▶ [INPUT DATA]:
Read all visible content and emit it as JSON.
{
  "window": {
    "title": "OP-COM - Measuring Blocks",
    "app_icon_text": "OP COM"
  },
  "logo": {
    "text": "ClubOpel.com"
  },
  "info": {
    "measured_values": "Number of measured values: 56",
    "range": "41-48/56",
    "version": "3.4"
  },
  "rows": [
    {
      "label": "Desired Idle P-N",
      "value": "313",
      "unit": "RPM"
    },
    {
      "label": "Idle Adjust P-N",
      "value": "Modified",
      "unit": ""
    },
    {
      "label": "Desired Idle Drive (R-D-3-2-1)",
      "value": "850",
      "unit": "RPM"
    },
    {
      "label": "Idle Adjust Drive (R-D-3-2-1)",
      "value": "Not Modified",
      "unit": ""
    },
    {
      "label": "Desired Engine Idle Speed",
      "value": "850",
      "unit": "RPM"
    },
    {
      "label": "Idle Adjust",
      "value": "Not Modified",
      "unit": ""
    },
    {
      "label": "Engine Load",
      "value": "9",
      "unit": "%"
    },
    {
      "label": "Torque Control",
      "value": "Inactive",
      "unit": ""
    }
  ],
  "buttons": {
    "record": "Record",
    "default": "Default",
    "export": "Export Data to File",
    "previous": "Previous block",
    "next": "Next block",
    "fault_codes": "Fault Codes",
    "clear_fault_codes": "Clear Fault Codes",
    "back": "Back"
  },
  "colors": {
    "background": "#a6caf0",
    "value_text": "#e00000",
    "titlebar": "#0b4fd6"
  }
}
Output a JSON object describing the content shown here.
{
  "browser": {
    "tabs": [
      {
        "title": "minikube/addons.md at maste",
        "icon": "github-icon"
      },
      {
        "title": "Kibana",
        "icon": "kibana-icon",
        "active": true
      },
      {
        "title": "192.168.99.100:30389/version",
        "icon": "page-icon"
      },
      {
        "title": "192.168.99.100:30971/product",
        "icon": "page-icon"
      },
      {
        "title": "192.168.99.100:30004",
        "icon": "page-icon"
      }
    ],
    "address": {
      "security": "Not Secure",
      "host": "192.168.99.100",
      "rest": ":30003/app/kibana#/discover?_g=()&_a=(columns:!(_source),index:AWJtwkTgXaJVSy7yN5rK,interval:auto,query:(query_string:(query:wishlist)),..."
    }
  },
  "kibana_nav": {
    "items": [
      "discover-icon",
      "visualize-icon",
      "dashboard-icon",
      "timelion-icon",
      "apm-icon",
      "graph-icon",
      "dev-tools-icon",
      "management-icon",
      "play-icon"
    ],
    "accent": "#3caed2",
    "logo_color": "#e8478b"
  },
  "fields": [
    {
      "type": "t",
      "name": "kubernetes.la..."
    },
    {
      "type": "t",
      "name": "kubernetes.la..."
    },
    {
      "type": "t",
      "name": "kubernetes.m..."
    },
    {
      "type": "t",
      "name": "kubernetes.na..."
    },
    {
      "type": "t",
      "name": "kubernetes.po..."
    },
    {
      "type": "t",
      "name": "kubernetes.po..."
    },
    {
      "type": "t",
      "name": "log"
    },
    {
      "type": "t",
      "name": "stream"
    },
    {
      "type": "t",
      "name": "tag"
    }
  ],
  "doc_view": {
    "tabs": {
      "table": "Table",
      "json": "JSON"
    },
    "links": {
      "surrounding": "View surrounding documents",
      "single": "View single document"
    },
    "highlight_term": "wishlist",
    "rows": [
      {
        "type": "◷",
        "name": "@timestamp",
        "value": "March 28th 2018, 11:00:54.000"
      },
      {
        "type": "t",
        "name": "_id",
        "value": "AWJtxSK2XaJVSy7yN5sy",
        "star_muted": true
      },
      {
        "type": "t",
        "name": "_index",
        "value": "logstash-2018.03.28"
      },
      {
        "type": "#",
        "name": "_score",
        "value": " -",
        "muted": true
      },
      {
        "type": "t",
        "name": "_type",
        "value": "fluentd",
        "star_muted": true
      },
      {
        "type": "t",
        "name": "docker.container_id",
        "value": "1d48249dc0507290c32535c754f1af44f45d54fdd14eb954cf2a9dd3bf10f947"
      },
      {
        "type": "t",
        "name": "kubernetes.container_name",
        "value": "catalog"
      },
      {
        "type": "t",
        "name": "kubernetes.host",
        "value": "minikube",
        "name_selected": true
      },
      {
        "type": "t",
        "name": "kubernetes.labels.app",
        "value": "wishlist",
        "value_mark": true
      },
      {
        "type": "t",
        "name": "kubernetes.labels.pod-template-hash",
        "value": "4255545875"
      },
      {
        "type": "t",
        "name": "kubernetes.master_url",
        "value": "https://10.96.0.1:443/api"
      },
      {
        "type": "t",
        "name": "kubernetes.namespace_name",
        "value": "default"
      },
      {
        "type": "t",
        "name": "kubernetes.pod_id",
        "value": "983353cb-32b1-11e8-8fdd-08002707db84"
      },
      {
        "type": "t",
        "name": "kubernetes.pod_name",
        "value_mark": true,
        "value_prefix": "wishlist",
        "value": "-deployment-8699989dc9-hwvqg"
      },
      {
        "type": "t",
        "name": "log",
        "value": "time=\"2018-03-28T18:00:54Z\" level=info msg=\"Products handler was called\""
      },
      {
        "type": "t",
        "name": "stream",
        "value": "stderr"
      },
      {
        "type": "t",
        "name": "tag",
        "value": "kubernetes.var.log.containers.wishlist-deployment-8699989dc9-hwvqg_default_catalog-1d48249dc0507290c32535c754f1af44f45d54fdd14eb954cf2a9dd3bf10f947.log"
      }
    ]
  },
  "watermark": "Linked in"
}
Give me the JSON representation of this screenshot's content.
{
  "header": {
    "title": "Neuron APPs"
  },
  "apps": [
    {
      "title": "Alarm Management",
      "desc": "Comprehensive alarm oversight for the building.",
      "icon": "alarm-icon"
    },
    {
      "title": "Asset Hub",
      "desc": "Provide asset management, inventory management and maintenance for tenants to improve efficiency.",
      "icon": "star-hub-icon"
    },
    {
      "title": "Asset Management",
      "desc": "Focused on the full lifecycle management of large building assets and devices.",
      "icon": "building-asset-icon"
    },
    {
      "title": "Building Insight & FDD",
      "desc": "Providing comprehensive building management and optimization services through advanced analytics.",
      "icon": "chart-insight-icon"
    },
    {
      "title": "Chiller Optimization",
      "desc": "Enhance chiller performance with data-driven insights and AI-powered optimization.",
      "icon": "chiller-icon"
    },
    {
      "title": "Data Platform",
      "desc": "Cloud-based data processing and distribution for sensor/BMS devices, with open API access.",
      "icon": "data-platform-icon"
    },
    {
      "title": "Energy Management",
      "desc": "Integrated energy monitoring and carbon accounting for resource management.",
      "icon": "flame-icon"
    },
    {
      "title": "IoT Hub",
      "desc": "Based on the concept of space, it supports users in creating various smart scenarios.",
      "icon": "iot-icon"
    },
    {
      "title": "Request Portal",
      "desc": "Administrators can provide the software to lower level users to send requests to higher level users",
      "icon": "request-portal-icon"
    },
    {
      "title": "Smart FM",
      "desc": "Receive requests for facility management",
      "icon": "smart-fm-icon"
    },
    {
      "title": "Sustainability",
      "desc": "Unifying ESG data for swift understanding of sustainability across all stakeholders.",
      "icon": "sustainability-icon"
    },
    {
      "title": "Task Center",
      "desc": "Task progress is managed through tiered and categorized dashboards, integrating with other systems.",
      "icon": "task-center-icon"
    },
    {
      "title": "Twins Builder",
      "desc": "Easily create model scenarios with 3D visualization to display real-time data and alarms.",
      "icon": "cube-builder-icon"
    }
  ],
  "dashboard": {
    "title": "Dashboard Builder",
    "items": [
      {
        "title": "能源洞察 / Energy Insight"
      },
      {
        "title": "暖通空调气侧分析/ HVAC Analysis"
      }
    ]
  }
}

▶ [GIVEN REQUEST]: Copy out each line above, character for character.

▶ [TASK RESULT]:
Read all visible content and emit it as JSON.
{
  "window": {
    "title": "OP-COM - Measuring Blocks",
    "app_icon_text": "OP COM"
  },
  "logo": {
    "text": "ClubOpel.com"
  },
  "info": {
    "measured_values": "Number of measured values: 56",
    "range": "41-48/56",
    "version": "3.4"
  },
  "rows": [
    {
      "label": "Desired Idle P-N",
      "value": "313",
      "unit": "RPM"
    },
    {
      "label": "Idle Adjust P-N",
      "value": "Modified",
      "unit": ""
    },
    {
      "label": "Desired Idle Drive (R-D-3-2-1)",
      "value": "850",
      "unit": "RPM"
    },
    {
      "label": "Idle Adjust Drive (R-D-3-2-1)",
      "value": "Not Modified",
      "unit": ""
    },
    {
      "label": "Desired Engine Idle Speed",
      "value": "850",
      "unit": "RPM"
    },
    {
      "label": "Idle Adjust",
      "value": "Not Modified",
      "unit": ""
    },
    {
      "label": "Engine Load",
      "value": "9",
      "unit": "%"
    },
    {
      "label": "Torque Control",
      "value": "Inactive",
      "unit": ""
    }
  ],
  "buttons": {
    "record": "Record",
    "default": "Default",
    "export": "Export Data to File",
    "previous": "Previous block",
    "next": "Next block",
    "fault_codes": "Fault Codes",
    "clear_fault_codes": "Clear Fault Codes",
    "back": "Back"
  },
  "colors": {
    "background": "#a6caf0",
    "value_text": "#e00000",
    "titlebar": "#0b4fd6"
  }
}
Output a JSON object describing the content shown here.
{
  "browser": {
    "tabs": [
      {
        "title": "minikube/addons.md at maste",
        "icon": "github-icon"
      },
      {
        "title": "Kibana",
        "icon": "kibana-icon",
        "active": true
      },
      {
        "title": "192.168.99.100:30389/version",
        "icon": "page-icon"
      },
      {
        "title": "192.168.99.100:30971/product",
        "icon": "page-icon"
      },
      {
        "title": "192.168.99.100:30004",
        "icon": "page-icon"
      }
    ],
    "address": {
      "security": "Not Secure",
      "host": "192.168.99.100",
      "rest": ":30003/app/kibana#/discover?_g=()&_a=(columns:!(_source),index:AWJtwkTgXaJVSy7yN5rK,interval:auto,query:(query_string:(query:wishlist)),..."
    }
  },
  "kibana_nav": {
    "items": [
      "discover-icon",
      "visualize-icon",
      "dashboard-icon",
      "timelion-icon",
      "apm-icon",
      "graph-icon",
      "dev-tools-icon",
      "management-icon",
      "play-icon"
    ],
    "accent": "#3caed2",
    "logo_color": "#e8478b"
  },
  "fields": [
    {
      "type": "t",
      "name": "kubernetes.la..."
    },
    {
      "type": "t",
      "name": "kubernetes.la..."
    },
    {
      "type": "t",
      "name": "kubernetes.m..."
    },
    {
      "type": "t",
      "name": "kubernetes.na..."
    },
    {
      "type": "t",
      "name": "kubernetes.po..."
    },
    {
      "type": "t",
      "name": "kubernetes.po..."
    },
    {
      "type": "t",
      "name": "log"
    },
    {
      "type": "t",
      "name": "stream"
    },
    {
      "type": "t",
      "name": "tag"
    }
  ],
  "doc_view": {
    "tabs": {
      "table": "Table",
      "json": "JSON"
    },
    "links": {
      "surrounding": "View surrounding documents",
      "single": "View single document"
    },
    "highlight_term": "wishlist",
    "rows": [
      {
        "type": "◷",
        "name": "@timestamp",
        "value": "March 28th 2018, 11:00:54.000"
      },
      {
        "type": "t",
        "name": "_id",
        "value": "AWJtxSK2XaJVSy7yN5sy",
        "star_muted": true
      },
      {
        "type": "t",
        "name": "_index",
        "value": "logstash-2018.03.28"
      },
      {
        "type": "#",
        "name": "_score",
        "value": " -",
        "muted": true
      },
      {
        "type": "t",
        "name": "_type",
        "value": "fluentd",
        "star_muted": true
      },
      {
        "type": "t",
        "name": "docker.container_id",
        "value": "1d48249dc0507290c32535c754f1af44f45d54fdd14eb954cf2a9dd3bf10f947"
      },
      {
        "type": "t",
        "name": "kubernetes.container_name",
        "value": "catalog"
      },
      {
        "type": "t",
        "name": "kubernetes.host",
        "value": "minikube",
        "name_selected": true
      },
      {
        "type": "t",
        "name": "kubernetes.labels.app",
        "value": "wishlist",
        "value_mark": true
      },
      {
        "type": "t",
        "name": "kubernetes.labels.pod-template-hash",
        "value": "4255545875"
      },
      {
        "type": "t",
        "name": "kubernetes.master_url",
        "value": "https://10.96.0.1:443/api"
      },
      {
        "type": "t",
        "name": "kubernetes.namespace_name",
        "value": "default"
      },
      {
        "type": "t",
        "name": "kubernetes.pod_id",
        "value": "983353cb-32b1-11e8-8fdd-08002707db84"
      },
      {
        "type": "t",
        "name": "kubernetes.pod_name",
        "value_mark": true,
        "value_prefix": "wishlist",
        "value": "-deployment-8699989dc9-hwvqg"
      },
      {
        "type": "t",
        "name": "log",
        "value": "time=\"2018-03-28T18:00:54Z\" level=info msg=\"Products handler was called\""
      },
      {
        "type": "t",
        "name": "stream",
        "value": "stderr"
      },
      {
        "type": "t",
        "name": "tag",
        "value": "kubernetes.var.log.containers.wishlist-deployment-8699989dc9-hwvqg_default_catalog-1d48249dc0507290c32535c754f1af44f45d54fdd14eb954cf2a9dd3bf10f947.log"
      }
    ]
  },
  "watermark": "Linked in"
}
Give me the JSON representation of this screenshot's content.
{
  "header": {
    "title": "Neuron APPs"
  },
  "apps": [
    {
      "title": "Alarm Management",
      "desc": "Comprehensive alarm oversight for the building.",
      "icon": "alarm-icon"
    },
    {
      "title": "Asset Hub",
      "desc": "Provide asset management, inventory management and maintenance for tenants to improve efficiency.",
      "icon": "star-hub-icon"
    },
    {
      "title": "Asset Management",
      "desc": "Focused on the full lifecycle management of large building assets and devices.",
      "icon": "building-asset-icon"
    },
    {
      "title": "Building Insight & FDD",
      "desc": "Providing comprehensive building management and optimization services through advanced analytics.",
      "icon": "chart-insight-icon"
    },
    {
      "title": "Chiller Optimization",
      "desc": "Enhance chiller performance with data-driven insights and AI-powered optimization.",
      "icon": "chiller-icon"
    },
    {
      "title": "Data Platform",
      "desc": "Cloud-based data processing and distribution for sensor/BMS devices, with open API access.",
      "icon": "data-platform-icon"
    },
    {
      "title": "Energy Management",
      "desc": "Integrated energy monitoring and carbon accounting for resource management.",
      "icon": "flame-icon"
    },
    {
      "title": "IoT Hub",
      "desc": "Based on the concept of space, it supports users in creating various smart scenarios.",
      "icon": "iot-icon"
    },
    {
      "title": "Request Portal",
      "desc": "Administrators can provide the software to lower level users to send requests to higher level users",
      "icon": "request-portal-icon"
    },
    {
      "title": "Smart FM",
      "desc": "Receive requests for facility management",
      "icon": "smart-fm-icon"
    },
    {
      "title": "Sustainability",
      "desc": "Unifying ESG data for swift understanding of sustainability across all stakeholders.",
      "icon": "sustainability-icon"
    },
    {
      "title": "Task Center",
      "desc": "Task progress is managed through tiered and categorized dashboards, integrating with other systems.",
      "icon": "task-center-icon"
    },
    {
      "title": "Twins Builder",
      "desc": "Easily create model scenarios with 3D visualization to display real-time data and alarms.",
      "icon": "cube-builder-icon"
    }
  ],
  "dashboard": {
    "title": "Dashboard Builder",
    "items": [
      {
        "title": "能源洞察 / Energy Insight"
      },
      {
        "title": "暖通空调气侧分析/ HVAC Analysis"
      }
    ]
  }
}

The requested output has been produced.